Stored records:
________

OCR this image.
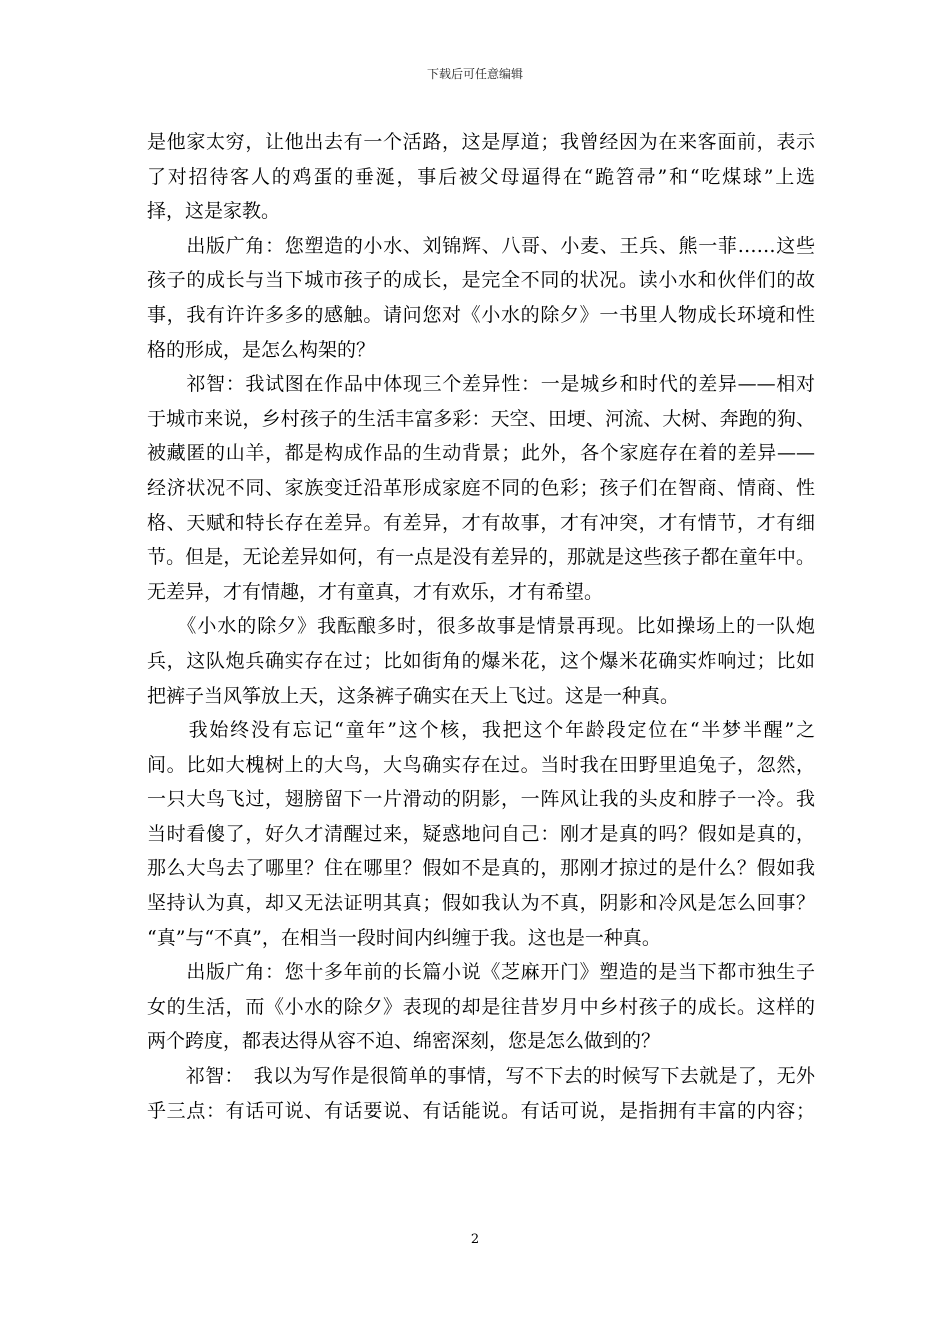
下载后可任意编辑
是他家太穷，让他出去有一个活路，这是厚道；我曾经因为在来客面前，表示
了对招待客人的鸡蛋的垂涎，事后被父母逼得在“跪笤帚”和“吃煤球”上选
择，这是家教。
　　出版广角：您塑造的小水、刘锦辉、八哥、小麦、王兵、熊一菲……这些
孩子的成长与当下城市孩子的成长，是完全不同的状况。读小水和伙伴们的故
事，我有许许多多的感触。请问您对《小水的除夕》一书里人物成长环境和性
格的形成，是怎么构架的？
　　祁智：我试图在作品中体现三个差异性：一是城乡和时代的差异——相对
于城市来说，乡村孩子的生活丰富多彩：天空、田埂、河流、大树、奔跑的狗、
被藏匿的山羊，都是构成作品的生动背景；此外，各个家庭存在着的差异——
经济状况不同、家族变迁沿革形成家庭不同的色彩；孩子们在智商、情商、性
格、天赋和特长存在差异。有差异，才有故事，才有冲突，才有情节，才有细
节。但是，无论差异如何，有一点是没有差异的，那就是这些孩子都在童年中。
无差异，才有情趣，才有童真，才有欢乐，才有希望。
　　《小水的除夕》我酝酿多时，很多故事是情景再现。比如操场上的一队炮
兵，这队炮兵确实存在过；比如街角的爆米花，这个爆米花确实炸响过；比如
把裤子当风筝放上天，这条裤子确实在天上飞过。这是一种真。
　　我始终没有忘记“童年”这个核，我把这个年龄段定位在“半梦半醒”之
间。比如大槐树上的大鸟，大鸟确实存在过。当时我在田野里追兔子，忽然，
一只大鸟飞过，翅膀留下一片滑动的阴影，一阵风让我的头皮和脖子一冷。我
当时看傻了，好久才清醒过来，疑惑地问自己：刚才是真的吗？假如是真的，
那么大鸟去了哪里？住在哪里？假如不是真的，那刚才掠过的是什么？假如我
坚持认为真，却又无法证明其真；假如我认为不真，阴影和冷风是怎么回事？
“真”与“不真”，在相当一段时间内纠缠于我。这也是一种真。
　　出版广角：您十多年前的长篇小说《芝麻开门》塑造的是当下都市独生子
女的生活，而《小水的除夕》表现的却是往昔岁月中乡村孩子的成长。这样的
两个跨度，都表达得从容不迫、绵密深刻，您是怎么做到的？
　　祁智：　我以为写作是很简单的事情，写不下去的时候写下去就是了，无外
乎三点：有话可说、有话要说、有话能说。有话可说，是指拥有丰富的内容；
2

________

Will you restate every entry word for word and omit the images?

The answer:
OCR this image.
下载后可任意编辑
是他家太穷，让他出去有一个活路，这是厚道；我曾经因为在来客面前，表示
了对招待客人的鸡蛋的垂涎，事后被父母逼得在“跪笤帚”和“吃煤球”上选
择，这是家教。
　　出版广角：您塑造的小水、刘锦辉、八哥、小麦、王兵、熊一菲……这些
孩子的成长与当下城市孩子的成长，是完全不同的状况。读小水和伙伴们的故
事，我有许许多多的感触。请问您对《小水的除夕》一书里人物成长环境和性
格的形成，是怎么构架的？
　　祁智：我试图在作品中体现三个差异性：一是城乡和时代的差异——相对
于城市来说，乡村孩子的生活丰富多彩：天空、田埂、河流、大树、奔跑的狗、
被藏匿的山羊，都是构成作品的生动背景；此外，各个家庭存在着的差异——
经济状况不同、家族变迁沿革形成家庭不同的色彩；孩子们在智商、情商、性
格、天赋和特长存在差异。有差异，才有故事，才有冲突，才有情节，才有细
节。但是，无论差异如何，有一点是没有差异的，那就是这些孩子都在童年中。
无差异，才有情趣，才有童真，才有欢乐，才有希望。
　　《小水的除夕》我酝酿多时，很多故事是情景再现。比如操场上的一队炮
兵，这队炮兵确实存在过；比如街角的爆米花，这个爆米花确实炸响过；比如
把裤子当风筝放上天，这条裤子确实在天上飞过。这是一种真。
　　我始终没有忘记“童年”这个核，我把这个年龄段定位在“半梦半醒”之
间。比如大槐树上的大鸟，大鸟确实存在过。当时我在田野里追兔子，忽然，
一只大鸟飞过，翅膀留下一片滑动的阴影，一阵风让我的头皮和脖子一冷。我
当时看傻了，好久才清醒过来，疑惑地问自己：刚才是真的吗？假如是真的，
那么大鸟去了哪里？住在哪里？假如不是真的，那刚才掠过的是什么？假如我
坚持认为真，却又无法证明其真；假如我认为不真，阴影和冷风是怎么回事？
“真”与“不真”，在相当一段时间内纠缠于我。这也是一种真。
　　出版广角：您十多年前的长篇小说《芝麻开门》塑造的是当下都市独生子
女的生活，而《小水的除夕》表现的却是往昔岁月中乡村孩子的成长。这样的
两个跨度，都表达得从容不迫、绵密深刻，您是怎么做到的？
　　祁智：　我以为写作是很简单的事情，写不下去的时候写下去就是了，无外
乎三点：有话可说、有话要说、有话能说。有话可说，是指拥有丰富的内容；
2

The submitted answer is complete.